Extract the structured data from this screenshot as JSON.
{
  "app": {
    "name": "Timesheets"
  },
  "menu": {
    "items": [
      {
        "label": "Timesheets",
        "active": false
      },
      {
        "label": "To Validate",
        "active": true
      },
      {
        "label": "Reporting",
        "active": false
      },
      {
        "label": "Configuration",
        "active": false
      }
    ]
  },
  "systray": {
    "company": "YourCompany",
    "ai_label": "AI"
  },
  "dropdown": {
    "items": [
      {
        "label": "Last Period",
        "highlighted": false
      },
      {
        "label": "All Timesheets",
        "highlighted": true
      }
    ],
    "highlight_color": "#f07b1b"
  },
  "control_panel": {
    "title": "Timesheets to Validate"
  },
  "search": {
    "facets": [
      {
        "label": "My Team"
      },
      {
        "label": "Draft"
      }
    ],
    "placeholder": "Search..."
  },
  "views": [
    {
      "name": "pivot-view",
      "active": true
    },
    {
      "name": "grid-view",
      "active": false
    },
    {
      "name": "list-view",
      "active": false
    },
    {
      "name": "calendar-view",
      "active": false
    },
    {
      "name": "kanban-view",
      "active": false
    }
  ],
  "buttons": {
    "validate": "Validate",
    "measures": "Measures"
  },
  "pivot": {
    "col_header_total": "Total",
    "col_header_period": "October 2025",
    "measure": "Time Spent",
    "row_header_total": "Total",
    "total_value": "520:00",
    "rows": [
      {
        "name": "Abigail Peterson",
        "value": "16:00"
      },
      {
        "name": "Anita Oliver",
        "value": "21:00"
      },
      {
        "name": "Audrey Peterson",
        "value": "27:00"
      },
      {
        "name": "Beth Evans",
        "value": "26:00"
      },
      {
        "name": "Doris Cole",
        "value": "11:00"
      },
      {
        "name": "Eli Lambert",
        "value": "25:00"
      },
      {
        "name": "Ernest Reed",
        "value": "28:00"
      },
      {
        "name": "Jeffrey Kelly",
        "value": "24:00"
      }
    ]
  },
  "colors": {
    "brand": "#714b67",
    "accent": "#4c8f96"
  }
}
*****
Copy out every line where the word "Peterson" occurs.

**SOLUTION FOR THIS EXERCISE:**
        "name": "Abigail Peterson",
        "name": "Audrey Peterson",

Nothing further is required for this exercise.